[A block of data]
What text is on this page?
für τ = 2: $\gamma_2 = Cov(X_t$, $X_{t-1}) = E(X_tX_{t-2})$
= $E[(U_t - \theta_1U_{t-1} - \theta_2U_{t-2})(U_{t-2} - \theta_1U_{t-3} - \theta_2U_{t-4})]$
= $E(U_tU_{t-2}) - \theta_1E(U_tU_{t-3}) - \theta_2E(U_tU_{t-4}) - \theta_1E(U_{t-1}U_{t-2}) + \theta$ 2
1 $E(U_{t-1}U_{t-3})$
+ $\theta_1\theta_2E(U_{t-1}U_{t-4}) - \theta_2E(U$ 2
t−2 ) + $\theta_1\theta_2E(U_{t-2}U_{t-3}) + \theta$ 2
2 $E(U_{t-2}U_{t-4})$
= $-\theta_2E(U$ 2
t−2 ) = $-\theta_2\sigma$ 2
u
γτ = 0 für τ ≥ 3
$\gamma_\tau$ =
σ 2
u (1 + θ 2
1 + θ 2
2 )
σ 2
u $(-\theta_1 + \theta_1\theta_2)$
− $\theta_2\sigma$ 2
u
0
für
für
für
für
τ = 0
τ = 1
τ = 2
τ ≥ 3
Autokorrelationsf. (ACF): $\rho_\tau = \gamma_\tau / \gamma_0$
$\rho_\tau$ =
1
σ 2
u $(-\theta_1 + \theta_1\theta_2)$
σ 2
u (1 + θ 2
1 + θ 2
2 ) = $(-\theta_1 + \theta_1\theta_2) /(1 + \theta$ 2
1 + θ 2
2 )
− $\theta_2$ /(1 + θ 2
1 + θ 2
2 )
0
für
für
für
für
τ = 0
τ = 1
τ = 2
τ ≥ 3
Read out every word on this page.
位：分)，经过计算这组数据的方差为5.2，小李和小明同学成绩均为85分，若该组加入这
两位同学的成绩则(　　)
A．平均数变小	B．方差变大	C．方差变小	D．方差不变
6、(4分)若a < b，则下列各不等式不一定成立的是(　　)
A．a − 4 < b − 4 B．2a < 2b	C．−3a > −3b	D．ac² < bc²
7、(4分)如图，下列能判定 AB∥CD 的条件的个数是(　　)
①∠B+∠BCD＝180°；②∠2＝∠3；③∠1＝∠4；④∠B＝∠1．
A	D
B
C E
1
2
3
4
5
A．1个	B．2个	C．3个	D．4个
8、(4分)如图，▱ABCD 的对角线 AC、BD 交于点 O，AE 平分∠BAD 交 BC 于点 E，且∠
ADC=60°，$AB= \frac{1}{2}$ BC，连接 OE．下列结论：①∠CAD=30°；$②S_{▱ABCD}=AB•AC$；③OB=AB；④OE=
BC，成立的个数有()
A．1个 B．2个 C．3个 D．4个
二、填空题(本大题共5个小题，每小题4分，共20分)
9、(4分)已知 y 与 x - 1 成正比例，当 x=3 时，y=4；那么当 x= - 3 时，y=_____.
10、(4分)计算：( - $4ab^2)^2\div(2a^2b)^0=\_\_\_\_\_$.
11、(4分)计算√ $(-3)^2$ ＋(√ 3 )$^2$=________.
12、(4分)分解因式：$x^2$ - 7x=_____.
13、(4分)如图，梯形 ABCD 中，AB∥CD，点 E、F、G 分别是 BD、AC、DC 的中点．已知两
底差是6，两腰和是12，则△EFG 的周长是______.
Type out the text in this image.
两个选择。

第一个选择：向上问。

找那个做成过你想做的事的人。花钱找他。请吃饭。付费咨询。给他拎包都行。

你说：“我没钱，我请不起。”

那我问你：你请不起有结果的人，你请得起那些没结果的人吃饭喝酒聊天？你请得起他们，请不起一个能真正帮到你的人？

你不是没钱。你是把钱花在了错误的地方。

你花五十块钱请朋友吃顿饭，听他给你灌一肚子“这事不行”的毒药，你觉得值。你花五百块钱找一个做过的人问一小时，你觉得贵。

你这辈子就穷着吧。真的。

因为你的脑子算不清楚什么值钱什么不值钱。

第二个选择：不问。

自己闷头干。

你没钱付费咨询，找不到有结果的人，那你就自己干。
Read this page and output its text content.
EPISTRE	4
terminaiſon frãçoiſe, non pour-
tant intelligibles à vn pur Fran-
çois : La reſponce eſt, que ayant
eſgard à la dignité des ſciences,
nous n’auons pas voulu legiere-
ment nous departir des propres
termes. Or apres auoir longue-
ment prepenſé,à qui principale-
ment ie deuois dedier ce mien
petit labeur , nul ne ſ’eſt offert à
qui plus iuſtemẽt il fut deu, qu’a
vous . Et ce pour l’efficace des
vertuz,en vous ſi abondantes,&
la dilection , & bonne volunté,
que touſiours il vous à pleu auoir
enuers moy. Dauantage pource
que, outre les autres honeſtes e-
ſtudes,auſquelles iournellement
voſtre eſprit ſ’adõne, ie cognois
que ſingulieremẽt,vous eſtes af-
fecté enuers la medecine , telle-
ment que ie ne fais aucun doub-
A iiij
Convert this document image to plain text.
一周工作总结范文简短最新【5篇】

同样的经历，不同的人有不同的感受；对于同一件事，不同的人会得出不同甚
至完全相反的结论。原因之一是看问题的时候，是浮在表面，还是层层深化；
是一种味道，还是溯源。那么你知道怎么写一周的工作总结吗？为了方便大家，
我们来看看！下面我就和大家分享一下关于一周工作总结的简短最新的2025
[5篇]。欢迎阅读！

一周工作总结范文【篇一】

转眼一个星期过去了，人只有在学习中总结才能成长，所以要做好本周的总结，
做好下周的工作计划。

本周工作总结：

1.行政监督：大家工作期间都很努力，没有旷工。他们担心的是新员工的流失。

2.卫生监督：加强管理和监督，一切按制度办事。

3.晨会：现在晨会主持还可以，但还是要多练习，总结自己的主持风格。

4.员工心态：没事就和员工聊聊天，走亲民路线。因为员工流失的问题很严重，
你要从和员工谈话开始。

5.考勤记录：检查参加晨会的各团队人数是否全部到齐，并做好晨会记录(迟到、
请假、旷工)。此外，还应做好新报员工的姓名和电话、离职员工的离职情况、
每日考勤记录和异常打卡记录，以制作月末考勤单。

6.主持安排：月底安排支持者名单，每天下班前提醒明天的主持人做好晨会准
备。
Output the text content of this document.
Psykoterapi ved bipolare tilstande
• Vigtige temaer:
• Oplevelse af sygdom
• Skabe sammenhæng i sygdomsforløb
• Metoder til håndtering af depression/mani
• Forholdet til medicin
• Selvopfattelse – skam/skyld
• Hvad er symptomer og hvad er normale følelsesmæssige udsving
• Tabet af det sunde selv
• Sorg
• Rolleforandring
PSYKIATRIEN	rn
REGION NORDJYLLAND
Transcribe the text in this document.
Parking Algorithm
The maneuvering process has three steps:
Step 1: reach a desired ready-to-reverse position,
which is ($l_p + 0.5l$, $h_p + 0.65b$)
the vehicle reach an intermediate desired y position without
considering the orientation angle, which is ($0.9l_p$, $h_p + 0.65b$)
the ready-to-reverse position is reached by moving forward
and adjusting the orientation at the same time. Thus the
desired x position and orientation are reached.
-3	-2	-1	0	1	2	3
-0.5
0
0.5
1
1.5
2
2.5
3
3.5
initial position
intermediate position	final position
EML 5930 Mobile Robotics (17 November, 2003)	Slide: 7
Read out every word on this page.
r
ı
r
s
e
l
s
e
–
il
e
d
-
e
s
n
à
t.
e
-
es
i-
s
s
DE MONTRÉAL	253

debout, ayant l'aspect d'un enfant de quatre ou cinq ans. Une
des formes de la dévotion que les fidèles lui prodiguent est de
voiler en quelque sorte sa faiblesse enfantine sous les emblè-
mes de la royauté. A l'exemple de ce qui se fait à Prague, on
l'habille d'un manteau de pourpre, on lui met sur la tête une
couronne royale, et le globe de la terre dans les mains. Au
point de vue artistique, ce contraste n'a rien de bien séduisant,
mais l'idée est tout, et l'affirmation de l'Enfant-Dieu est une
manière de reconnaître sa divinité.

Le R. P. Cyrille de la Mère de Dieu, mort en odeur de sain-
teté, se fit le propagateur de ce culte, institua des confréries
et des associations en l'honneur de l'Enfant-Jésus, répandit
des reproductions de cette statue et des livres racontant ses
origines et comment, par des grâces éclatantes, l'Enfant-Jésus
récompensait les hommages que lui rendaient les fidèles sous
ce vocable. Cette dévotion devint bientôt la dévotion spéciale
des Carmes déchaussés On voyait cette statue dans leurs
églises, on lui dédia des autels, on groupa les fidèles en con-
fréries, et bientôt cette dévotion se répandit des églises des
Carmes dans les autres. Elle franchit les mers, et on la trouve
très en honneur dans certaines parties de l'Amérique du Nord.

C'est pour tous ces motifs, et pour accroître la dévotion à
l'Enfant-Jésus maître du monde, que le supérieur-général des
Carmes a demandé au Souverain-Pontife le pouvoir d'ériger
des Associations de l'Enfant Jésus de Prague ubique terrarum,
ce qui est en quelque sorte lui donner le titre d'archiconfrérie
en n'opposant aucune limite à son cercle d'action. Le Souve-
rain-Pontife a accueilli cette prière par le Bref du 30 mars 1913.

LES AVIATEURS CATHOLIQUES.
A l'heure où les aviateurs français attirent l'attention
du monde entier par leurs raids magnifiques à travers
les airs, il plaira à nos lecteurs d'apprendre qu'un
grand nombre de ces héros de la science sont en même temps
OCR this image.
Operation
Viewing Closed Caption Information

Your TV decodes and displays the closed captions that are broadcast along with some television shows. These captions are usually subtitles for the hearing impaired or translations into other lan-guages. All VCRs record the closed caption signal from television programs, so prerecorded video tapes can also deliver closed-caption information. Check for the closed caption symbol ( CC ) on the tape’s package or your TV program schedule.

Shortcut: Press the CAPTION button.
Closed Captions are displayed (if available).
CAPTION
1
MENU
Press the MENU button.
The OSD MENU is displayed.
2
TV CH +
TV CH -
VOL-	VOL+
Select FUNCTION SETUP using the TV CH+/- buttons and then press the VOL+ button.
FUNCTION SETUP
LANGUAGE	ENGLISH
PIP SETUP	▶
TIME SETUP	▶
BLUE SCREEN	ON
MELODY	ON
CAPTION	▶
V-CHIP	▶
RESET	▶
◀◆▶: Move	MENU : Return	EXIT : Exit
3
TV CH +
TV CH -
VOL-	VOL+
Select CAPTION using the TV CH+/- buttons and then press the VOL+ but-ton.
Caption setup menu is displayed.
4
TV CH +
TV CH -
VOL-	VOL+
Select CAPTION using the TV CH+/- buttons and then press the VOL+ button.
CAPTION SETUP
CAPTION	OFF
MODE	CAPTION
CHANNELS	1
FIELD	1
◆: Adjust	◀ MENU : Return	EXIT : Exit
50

Given request: Give only the number of lines in the material above that include the word "Prague".

Complete response: 2